[Directive]
Extract the data exactly, missing nothing.

Dataset items:
──────────

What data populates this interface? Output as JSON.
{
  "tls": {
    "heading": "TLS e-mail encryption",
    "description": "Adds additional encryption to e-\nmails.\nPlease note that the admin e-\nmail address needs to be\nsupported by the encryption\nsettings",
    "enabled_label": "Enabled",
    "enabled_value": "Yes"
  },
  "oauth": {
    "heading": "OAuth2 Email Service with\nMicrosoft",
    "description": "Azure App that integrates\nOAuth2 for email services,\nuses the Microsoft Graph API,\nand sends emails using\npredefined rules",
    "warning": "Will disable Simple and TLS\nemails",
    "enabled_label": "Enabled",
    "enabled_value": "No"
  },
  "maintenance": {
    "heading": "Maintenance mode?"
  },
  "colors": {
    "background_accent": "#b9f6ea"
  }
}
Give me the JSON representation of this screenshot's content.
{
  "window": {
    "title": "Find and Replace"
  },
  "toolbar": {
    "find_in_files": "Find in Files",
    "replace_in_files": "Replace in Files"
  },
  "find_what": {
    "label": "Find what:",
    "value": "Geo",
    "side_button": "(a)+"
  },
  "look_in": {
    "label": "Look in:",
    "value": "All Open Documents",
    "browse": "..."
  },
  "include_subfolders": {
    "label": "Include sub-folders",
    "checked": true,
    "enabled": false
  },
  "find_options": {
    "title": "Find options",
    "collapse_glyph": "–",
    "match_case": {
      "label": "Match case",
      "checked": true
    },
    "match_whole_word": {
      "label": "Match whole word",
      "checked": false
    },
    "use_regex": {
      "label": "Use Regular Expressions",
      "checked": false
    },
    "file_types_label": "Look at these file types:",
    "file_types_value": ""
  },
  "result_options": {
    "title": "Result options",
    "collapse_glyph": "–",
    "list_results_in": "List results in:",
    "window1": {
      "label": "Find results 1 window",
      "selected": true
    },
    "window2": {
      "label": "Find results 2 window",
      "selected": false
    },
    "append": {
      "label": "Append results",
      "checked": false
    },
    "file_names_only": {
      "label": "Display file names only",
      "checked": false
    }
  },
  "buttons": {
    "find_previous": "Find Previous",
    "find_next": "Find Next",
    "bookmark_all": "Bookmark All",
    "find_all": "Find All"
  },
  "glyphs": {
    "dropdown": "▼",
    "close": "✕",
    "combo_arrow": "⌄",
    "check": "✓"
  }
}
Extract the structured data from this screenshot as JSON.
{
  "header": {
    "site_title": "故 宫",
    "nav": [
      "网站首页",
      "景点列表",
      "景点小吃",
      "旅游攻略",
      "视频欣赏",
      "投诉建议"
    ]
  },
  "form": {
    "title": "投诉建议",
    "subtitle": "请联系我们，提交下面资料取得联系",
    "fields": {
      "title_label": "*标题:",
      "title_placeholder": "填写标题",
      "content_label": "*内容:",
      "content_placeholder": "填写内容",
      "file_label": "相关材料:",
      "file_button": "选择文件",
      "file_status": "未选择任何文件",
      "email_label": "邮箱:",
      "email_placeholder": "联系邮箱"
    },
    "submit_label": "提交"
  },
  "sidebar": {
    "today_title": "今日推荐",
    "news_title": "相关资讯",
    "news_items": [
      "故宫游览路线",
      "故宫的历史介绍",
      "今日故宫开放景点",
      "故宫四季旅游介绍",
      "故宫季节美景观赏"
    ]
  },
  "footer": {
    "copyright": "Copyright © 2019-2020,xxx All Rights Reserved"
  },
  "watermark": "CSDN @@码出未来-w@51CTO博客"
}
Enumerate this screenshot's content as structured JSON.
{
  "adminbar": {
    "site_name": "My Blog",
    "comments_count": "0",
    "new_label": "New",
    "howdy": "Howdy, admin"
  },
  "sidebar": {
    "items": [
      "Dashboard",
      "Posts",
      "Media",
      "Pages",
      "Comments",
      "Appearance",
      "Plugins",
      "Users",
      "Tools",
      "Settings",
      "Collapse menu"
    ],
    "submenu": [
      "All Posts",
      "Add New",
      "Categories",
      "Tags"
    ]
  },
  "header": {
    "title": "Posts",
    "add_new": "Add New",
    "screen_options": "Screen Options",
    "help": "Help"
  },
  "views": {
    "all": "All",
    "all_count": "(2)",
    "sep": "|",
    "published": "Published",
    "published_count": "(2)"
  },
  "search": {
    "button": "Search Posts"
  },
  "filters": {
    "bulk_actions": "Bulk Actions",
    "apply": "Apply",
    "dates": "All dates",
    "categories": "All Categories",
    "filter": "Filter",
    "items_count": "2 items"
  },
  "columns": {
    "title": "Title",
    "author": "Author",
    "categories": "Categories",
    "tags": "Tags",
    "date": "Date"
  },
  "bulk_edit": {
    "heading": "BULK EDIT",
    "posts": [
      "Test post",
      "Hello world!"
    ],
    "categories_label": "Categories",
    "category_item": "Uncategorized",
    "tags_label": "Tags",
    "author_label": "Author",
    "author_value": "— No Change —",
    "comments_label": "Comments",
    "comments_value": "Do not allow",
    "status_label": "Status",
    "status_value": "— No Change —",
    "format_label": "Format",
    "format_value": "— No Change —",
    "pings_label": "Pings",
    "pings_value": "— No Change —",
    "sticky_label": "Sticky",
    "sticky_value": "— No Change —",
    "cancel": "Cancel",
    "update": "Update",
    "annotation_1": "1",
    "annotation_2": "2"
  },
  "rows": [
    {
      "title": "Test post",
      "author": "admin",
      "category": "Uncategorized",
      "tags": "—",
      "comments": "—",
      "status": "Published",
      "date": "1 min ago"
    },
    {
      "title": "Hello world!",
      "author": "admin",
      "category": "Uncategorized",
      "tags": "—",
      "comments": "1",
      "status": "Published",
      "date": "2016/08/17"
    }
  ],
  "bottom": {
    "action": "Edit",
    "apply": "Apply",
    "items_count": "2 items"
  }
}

──────────

[Expected output]
What data populates this interface? Output as JSON.
{
  "tls": {
    "heading": "TLS e-mail encryption",
    "description": "Adds additional encryption to e-\nmails.\nPlease note that the admin e-\nmail address needs to be\nsupported by the encryption\nsettings",
    "enabled_label": "Enabled",
    "enabled_value": "Yes"
  },
  "oauth": {
    "heading": "OAuth2 Email Service with\nMicrosoft",
    "description": "Azure App that integrates\nOAuth2 for email services,\nuses the Microsoft Graph API,\nand sends emails using\npredefined rules",
    "warning": "Will disable Simple and TLS\nemails",
    "enabled_label": "Enabled",
    "enabled_value": "No"
  },
  "maintenance": {
    "heading": "Maintenance mode?"
  },
  "colors": {
    "background_accent": "#b9f6ea"
  }
}
Give me the JSON representation of this screenshot's content.
{
  "window": {
    "title": "Find and Replace"
  },
  "toolbar": {
    "find_in_files": "Find in Files",
    "replace_in_files": "Replace in Files"
  },
  "find_what": {
    "label": "Find what:",
    "value": "Geo",
    "side_button": "(a)+"
  },
  "look_in": {
    "label": "Look in:",
    "value": "All Open Documents",
    "browse": "..."
  },
  "include_subfolders": {
    "label": "Include sub-folders",
    "checked": true,
    "enabled": false
  },
  "find_options": {
    "title": "Find options",
    "collapse_glyph": "–",
    "match_case": {
      "label": "Match case",
      "checked": true
    },
    "match_whole_word": {
      "label": "Match whole word",
      "checked": false
    },
    "use_regex": {
      "label": "Use Regular Expressions",
      "checked": false
    },
    "file_types_label": "Look at these file types:",
    "file_types_value": ""
  },
  "result_options": {
    "title": "Result options",
    "collapse_glyph": "–",
    "list_results_in": "List results in:",
    "window1": {
      "label": "Find results 1 window",
      "selected": true
    },
    "window2": {
      "label": "Find results 2 window",
      "selected": false
    },
    "append": {
      "label": "Append results",
      "checked": false
    },
    "file_names_only": {
      "label": "Display file names only",
      "checked": false
    }
  },
  "buttons": {
    "find_previous": "Find Previous",
    "find_next": "Find Next",
    "bookmark_all": "Bookmark All",
    "find_all": "Find All"
  },
  "glyphs": {
    "dropdown": "▼",
    "close": "✕",
    "combo_arrow": "⌄",
    "check": "✓"
  }
}
Extract the structured data from this screenshot as JSON.
{
  "header": {
    "site_title": "故 宫",
    "nav": [
      "网站首页",
      "景点列表",
      "景点小吃",
      "旅游攻略",
      "视频欣赏",
      "投诉建议"
    ]
  },
  "form": {
    "title": "投诉建议",
    "subtitle": "请联系我们，提交下面资料取得联系",
    "fields": {
      "title_label": "*标题:",
      "title_placeholder": "填写标题",
      "content_label": "*内容:",
      "content_placeholder": "填写内容",
      "file_label": "相关材料:",
      "file_button": "选择文件",
      "file_status": "未选择任何文件",
      "email_label": "邮箱:",
      "email_placeholder": "联系邮箱"
    },
    "submit_label": "提交"
  },
  "sidebar": {
    "today_title": "今日推荐",
    "news_title": "相关资讯",
    "news_items": [
      "故宫游览路线",
      "故宫的历史介绍",
      "今日故宫开放景点",
      "故宫四季旅游介绍",
      "故宫季节美景观赏"
    ]
  },
  "footer": {
    "copyright": "Copyright © 2019-2020,xxx All Rights Reserved"
  },
  "watermark": "CSDN @@码出未来-w@51CTO博客"
}
Enumerate this screenshot's content as structured JSON.
{
  "adminbar": {
    "site_name": "My Blog",
    "comments_count": "0",
    "new_label": "New",
    "howdy": "Howdy, admin"
  },
  "sidebar": {
    "items": [
      "Dashboard",
      "Posts",
      "Media",
      "Pages",
      "Comments",
      "Appearance",
      "Plugins",
      "Users",
      "Tools",
      "Settings",
      "Collapse menu"
    ],
    "submenu": [
      "All Posts",
      "Add New",
      "Categories",
      "Tags"
    ]
  },
  "header": {
    "title": "Posts",
    "add_new": "Add New",
    "screen_options": "Screen Options",
    "help": "Help"
  },
  "views": {
    "all": "All",
    "all_count": "(2)",
    "sep": "|",
    "published": "Published",
    "published_count": "(2)"
  },
  "search": {
    "button": "Search Posts"
  },
  "filters": {
    "bulk_actions": "Bulk Actions",
    "apply": "Apply",
    "dates": "All dates",
    "categories": "All Categories",
    "filter": "Filter",
    "items_count": "2 items"
  },
  "columns": {
    "title": "Title",
    "author": "Author",
    "categories": "Categories",
    "tags": "Tags",
    "date": "Date"
  },
  "bulk_edit": {
    "heading": "BULK EDIT",
    "posts": [
      "Test post",
      "Hello world!"
    ],
    "categories_label": "Categories",
    "category_item": "Uncategorized",
    "tags_label": "Tags",
    "author_label": "Author",
    "author_value": "— No Change —",
    "comments_label": "Comments",
    "comments_value": "Do not allow",
    "status_label": "Status",
    "status_value": "— No Change —",
    "format_label": "Format",
    "format_value": "— No Change —",
    "pings_label": "Pings",
    "pings_value": "— No Change —",
    "sticky_label": "Sticky",
    "sticky_value": "— No Change —",
    "cancel": "Cancel",
    "update": "Update",
    "annotation_1": "1",
    "annotation_2": "2"
  },
  "rows": [
    {
      "title": "Test post",
      "author": "admin",
      "category": "Uncategorized",
      "tags": "—",
      "comments": "—",
      "status": "Published",
      "date": "1 min ago"
    },
    {
      "title": "Hello world!",
      "author": "admin",
      "category": "Uncategorized",
      "tags": "—",
      "comments": "1",
      "status": "Published",
      "date": "2016/08/17"
    }
  ],
  "bottom": {
    "action": "Edit",
    "apply": "Apply",
    "items_count": "2 items"
  }
}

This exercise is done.